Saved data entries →

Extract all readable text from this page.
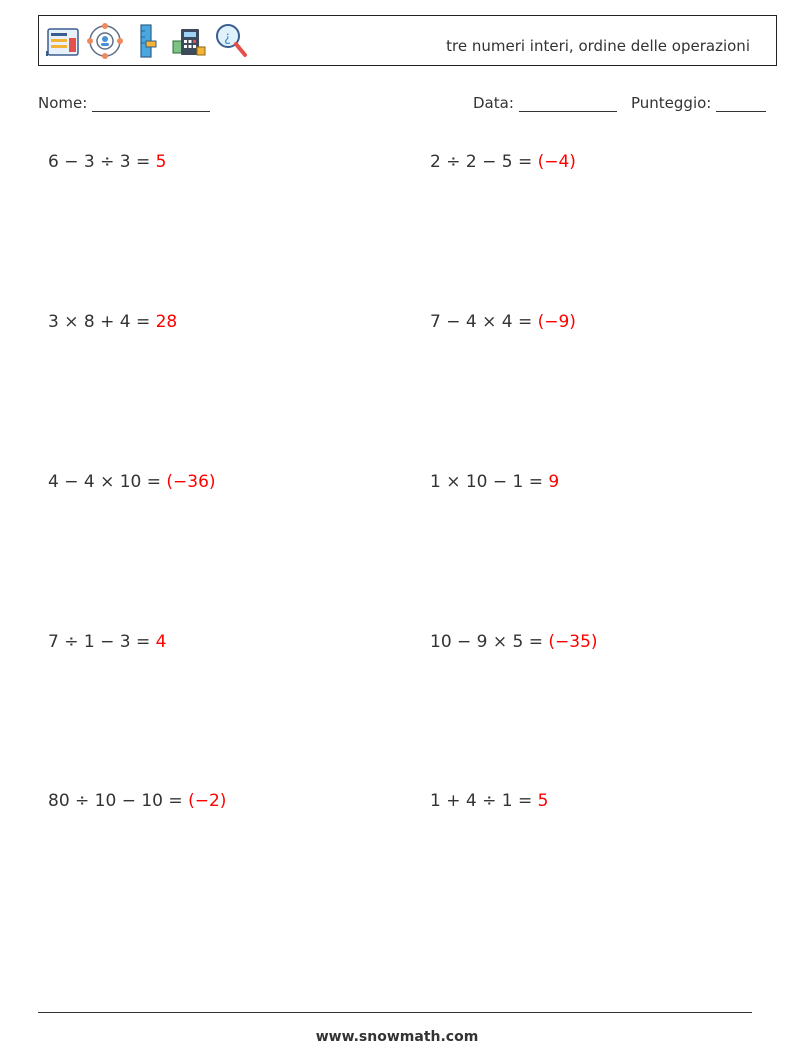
¿	tre numeri interi, ordine delle operazioni
Nome:	Data:	Punteggio:
6 − 3 ÷ 3 = 5	2 ÷ 2 − 5 = (−4)
3 × 8 + 4 = 28	7 − 4 × 4 = (−9)
4 − 4 × 10 = (−36)	1 × 10 − 1 = 9
7 ÷ 1 − 3 = 4	10 − 9 × 5 = (−35)
80 ÷ 10 − 10 = (−2)	1 + 4 ÷ 1 = 5
www.snowmath.com
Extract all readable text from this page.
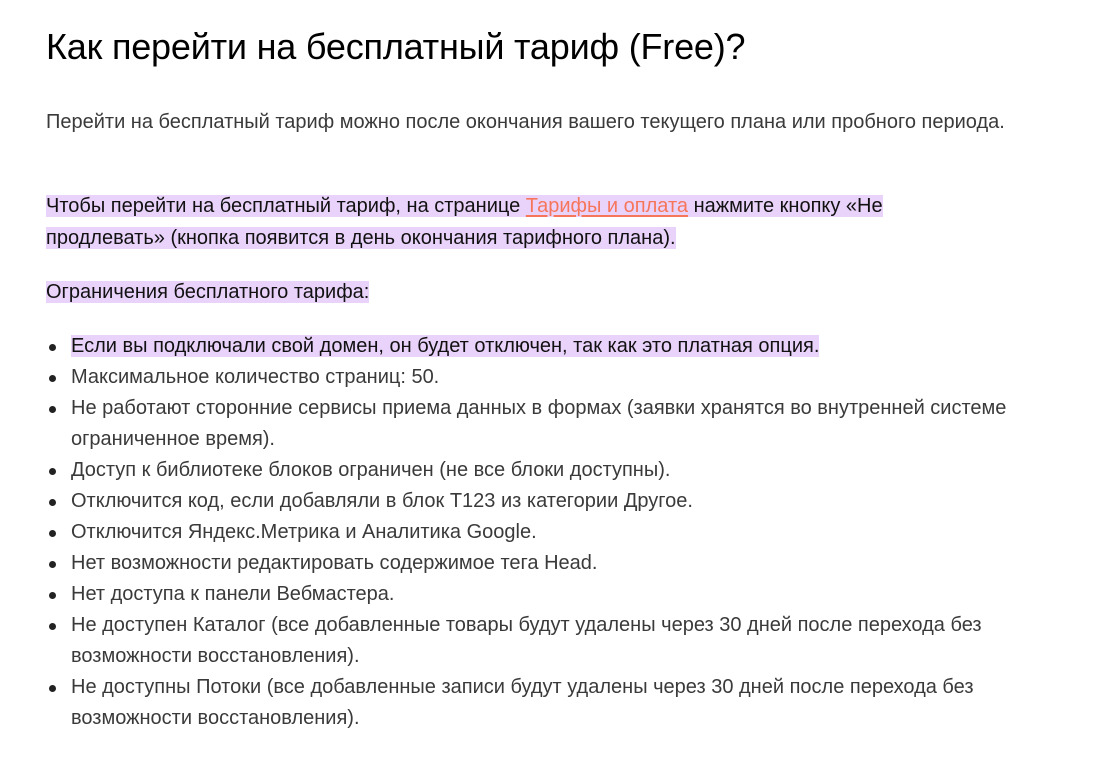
Как перейти на бесплатный тариф (Free)?

Перейти на бесплатный тариф можно после окончания вашего текущего плана или пробного периода.

Чтобы перейти на бесплатный тариф, на странице Тарифы и оплата нажмите кнопку «Не продлевать» (кнопка появится в день окончания тарифного плана).

Ограничения бесплатного тарифа:

Если вы подключали свой домен, он будет отключен, так как это платная опция.
Максимальное количество страниц: 50.
Не работают сторонние сервисы приема данных в формах (заявки хранятся во внутренней системе ограниченное время).
Доступ к библиотеке блоков ограничен (не все блоки доступны).
Отключится код, если добавляли в блок T123 из категории Другое.
Отключится Яндекс.Метрика и Аналитика Google.
Нет возможности редактировать содержимое тега Head.
Нет доступа к панели Вебмастера.
Не доступен Каталог (все добавленные товары будут удалены через 30 дней после перехода без возможности восстановления).
Не доступны Потоки (все добавленные записи будут удалены через 30 дней после перехода без возможности восстановления).
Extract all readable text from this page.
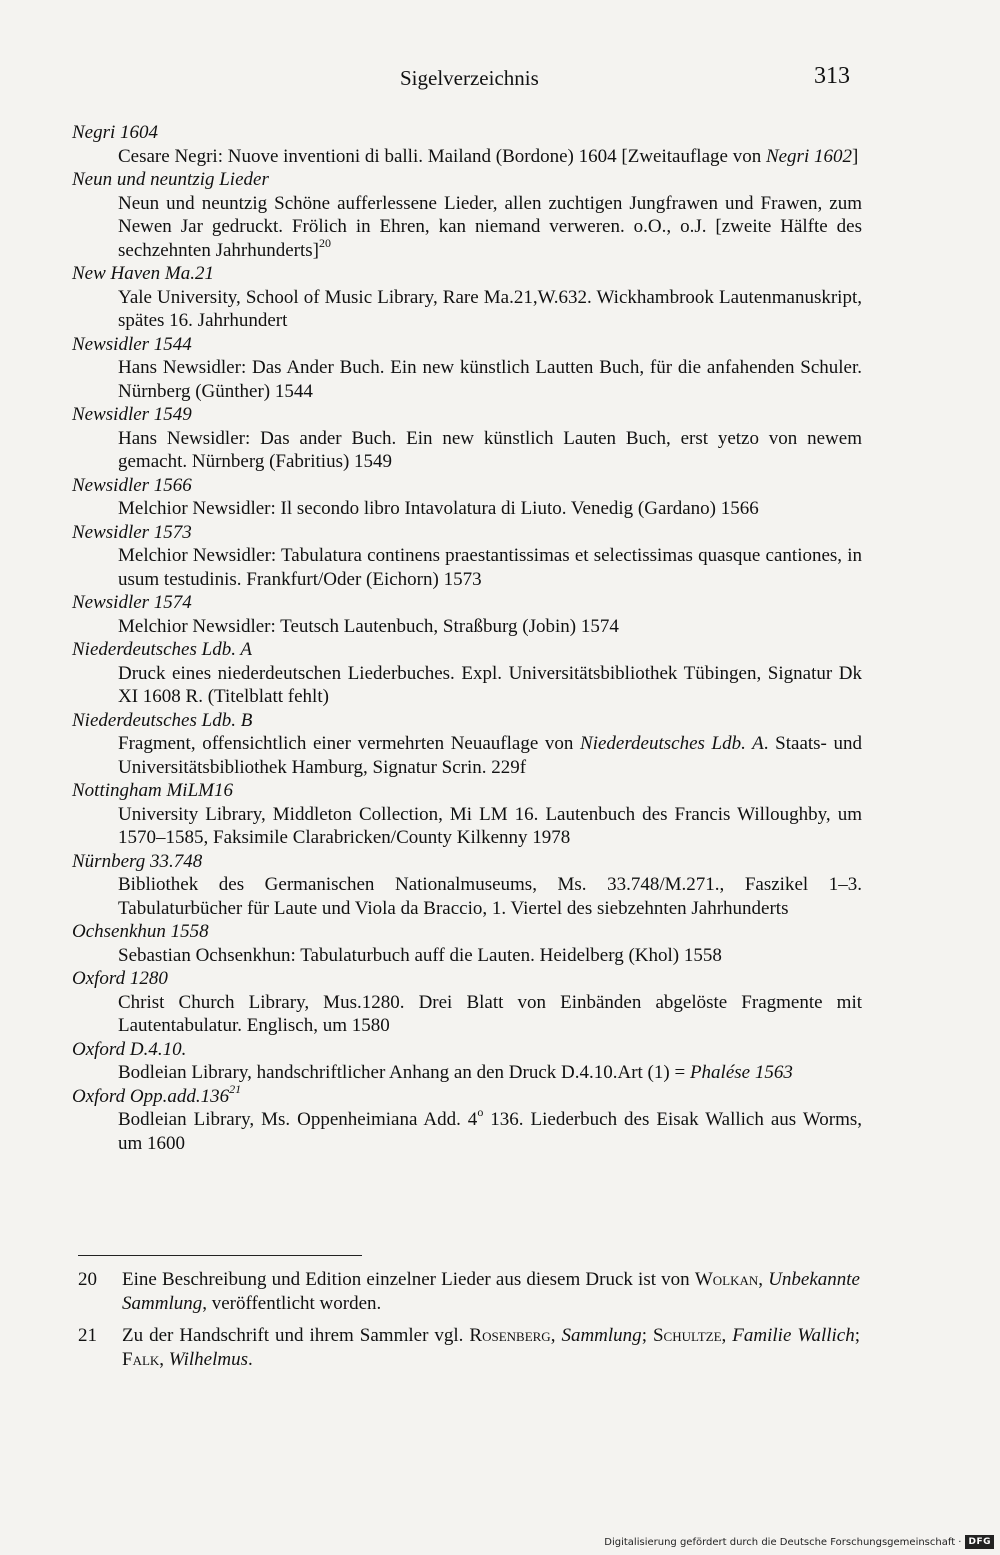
Sigelverzeichnis	313
Negri 1604
Cesare Negri: Nuove inventioni di balli. Mailand (Bordone) 1604 [Zweitauflage von Negri 1602]
Neun und neuntzig Lieder
Neun und neuntzig Schöne aufferlessene Lieder, allen zuchtigen Jungfrawen und Frawen, zum Newen Jar gedruckt. Frölich in Ehren, kan niemand verweren. o.O., o.J. [zweite Hälfte des sechzehnten Jahrhunderts]$^{20}$
New Haven Ma.21
Yale University, School of Music Library, Rare Ma.21,W.632. Wickhambrook Lautenmanuskript, spätes 16. Jahrhundert
Newsidler 1544
Hans Newsidler: Das Ander Buch. Ein new künstlich Lautten Buch, für die anfahenden Schuler. Nürnberg (Günther) 1544
Newsidler 1549
Hans Newsidler: Das ander Buch. Ein new künstlich Lauten Buch, erst yetzo von newem gemacht. Nürnberg (Fabritius) 1549
Newsidler 1566
Melchior Newsidler: Il secondo libro Intavolatura di Liuto. Venedig (Gardano) 1566
Newsidler 1573
Melchior Newsidler: Tabulatura continens praestantissimas et selectissimas quasque cantiones, in usum testudinis. Frankfurt/Oder (Eichorn) 1573
Newsidler 1574
Melchior Newsidler: Teutsch Lautenbuch, Straßburg (Jobin) 1574
Niederdeutsches Ldb. A
Druck eines niederdeutschen Liederbuches. Expl. Universitätsbibliothek Tübingen, Signatur Dk XI 1608 R. (Titelblatt fehlt)
Niederdeutsches Ldb. B
Fragment, offensichtlich einer vermehrten Neuauflage von Niederdeutsches Ldb. A. Staats- und Universitätsbibliothek Hamburg, Signatur Scrin. 229f
Nottingham MiLM16
University Library, Middleton Collection, Mi LM 16. Lautenbuch des Francis Willoughby, um 1570–1585, Faksimile Clarabricken/County Kilkenny 1978
Nürnberg 33.748
Bibliothek des Germanischen Nationalmuseums, Ms. 33.748/M.271., Faszikel 1–3. Tabulaturbücher für Laute und Viola da Braccio, 1. Viertel des siebzehnten Jahrhunderts
Ochsenkhun 1558
Sebastian Ochsenkhun: Tabulaturbuch auff die Lauten. Heidelberg (Khol) 1558
Oxford 1280
Christ Church Library, Mus.1280. Drei Blatt von Einbänden abgelöste Fragmente mit Lautentabulatur. Englisch, um 1580
Oxford D.4.10.
Bodleian Library, handschriftlicher Anhang an den Druck D.4.10.Art (1) = Phalése 1563
Oxford Opp.add.136$^{21}$
Bodleian Library, Ms. Oppenheimiana Add. 4$^o$ 136. Liederbuch des Eisak Wallich aus Worms, um 1600
20	Eine Beschreibung und Edition einzelner Lieder aus diesem Druck ist von Wolkan, Unbekannte Sammlung, veröffentlicht worden.
21	Zu der Handschrift und ihrem Sammler vgl. Rosenberg, Sammlung; Schultze, Familie Wallich; Falk, Wilhelmus.
Digitalisierung gefördert durch die Deutsche Forschungsgemeinschaft · DFG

What is asked → Print all entries exactly. The images do not belong in the copy.

Complete answer →
Extract all readable text from this page.
¿	tre numeri interi, ordine delle operazioni
Nome:	Data:	Punteggio:
6 − 3 ÷ 3 = 5	2 ÷ 2 − 5 = (−4)
3 × 8 + 4 = 28	7 − 4 × 4 = (−9)
4 − 4 × 10 = (−36)	1 × 10 − 1 = 9
7 ÷ 1 − 3 = 4	10 − 9 × 5 = (−35)
80 ÷ 10 − 10 = (−2)	1 + 4 ÷ 1 = 5
www.snowmath.com
Extract all readable text from this page.
Как перейти на бесплатный тариф (Free)?

Перейти на бесплатный тариф можно после окончания вашего текущего плана или пробного периода.

Чтобы перейти на бесплатный тариф, на странице Тарифы и оплата нажмите кнопку «Не продлевать» (кнопка появится в день окончания тарифного плана).

Ограничения бесплатного тарифа:

Если вы подключали свой домен, он будет отключен, так как это платная опция.
Максимальное количество страниц: 50.
Не работают сторонние сервисы приема данных в формах (заявки хранятся во внутренней системе ограниченное время).
Доступ к библиотеке блоков ограничен (не все блоки доступны).
Отключится код, если добавляли в блок T123 из категории Другое.
Отключится Яндекс.Метрика и Аналитика Google.
Нет возможности редактировать содержимое тега Head.
Нет доступа к панели Вебмастера.
Не доступен Каталог (все добавленные товары будут удалены через 30 дней после перехода без возможности восстановления).
Не доступны Потоки (все добавленные записи будут удалены через 30 дней после перехода без возможности восстановления).
Extract all readable text from this page.
Sigelverzeichnis	313
Negri 1604
Cesare Negri: Nuove inventioni di balli. Mailand (Bordone) 1604 [Zweitauflage von Negri 1602]
Neun und neuntzig Lieder
Neun und neuntzig Schöne aufferlessene Lieder, allen zuchtigen Jungfrawen und Frawen, zum Newen Jar gedruckt. Frölich in Ehren, kan niemand verweren. o.O., o.J. [zweite Hälfte des sechzehnten Jahrhunderts]$^{20}$
New Haven Ma.21
Yale University, School of Music Library, Rare Ma.21,W.632. Wickhambrook Lautenmanuskript, spätes 16. Jahrhundert
Newsidler 1544
Hans Newsidler: Das Ander Buch. Ein new künstlich Lautten Buch, für die anfahenden Schuler. Nürnberg (Günther) 1544
Newsidler 1549
Hans Newsidler: Das ander Buch. Ein new künstlich Lauten Buch, erst yetzo von newem gemacht. Nürnberg (Fabritius) 1549
Newsidler 1566
Melchior Newsidler: Il secondo libro Intavolatura di Liuto. Venedig (Gardano) 1566
Newsidler 1573
Melchior Newsidler: Tabulatura continens praestantissimas et selectissimas quasque cantiones, in usum testudinis. Frankfurt/Oder (Eichorn) 1573
Newsidler 1574
Melchior Newsidler: Teutsch Lautenbuch, Straßburg (Jobin) 1574
Niederdeutsches Ldb. A
Druck eines niederdeutschen Liederbuches. Expl. Universitätsbibliothek Tübingen, Signatur Dk XI 1608 R. (Titelblatt fehlt)
Niederdeutsches Ldb. B
Fragment, offensichtlich einer vermehrten Neuauflage von Niederdeutsches Ldb. A. Staats- und Universitätsbibliothek Hamburg, Signatur Scrin. 229f
Nottingham MiLM16
University Library, Middleton Collection, Mi LM 16. Lautenbuch des Francis Willoughby, um 1570–1585, Faksimile Clarabricken/County Kilkenny 1978
Nürnberg 33.748
Bibliothek des Germanischen Nationalmuseums, Ms. 33.748/M.271., Faszikel 1–3. Tabulaturbücher für Laute und Viola da Braccio, 1. Viertel des siebzehnten Jahrhunderts
Ochsenkhun 1558
Sebastian Ochsenkhun: Tabulaturbuch auff die Lauten. Heidelberg (Khol) 1558
Oxford 1280
Christ Church Library, Mus.1280. Drei Blatt von Einbänden abgelöste Fragmente mit Lautentabulatur. Englisch, um 1580
Oxford D.4.10.
Bodleian Library, handschriftlicher Anhang an den Druck D.4.10.Art (1) = Phalése 1563
Oxford Opp.add.136$^{21}$
Bodleian Library, Ms. Oppenheimiana Add. 4$^o$ 136. Liederbuch des Eisak Wallich aus Worms, um 1600
20	Eine Beschreibung und Edition einzelner Lieder aus diesem Druck ist von Wolkan, Unbekannte Sammlung, veröffentlicht worden.
21	Zu der Handschrift und ihrem Sammler vgl. Rosenberg, Sammlung; Schultze, Familie Wallich; Falk, Wilhelmus.
Digitalisierung gefördert durch die Deutsche Forschungsgemeinschaft · DFG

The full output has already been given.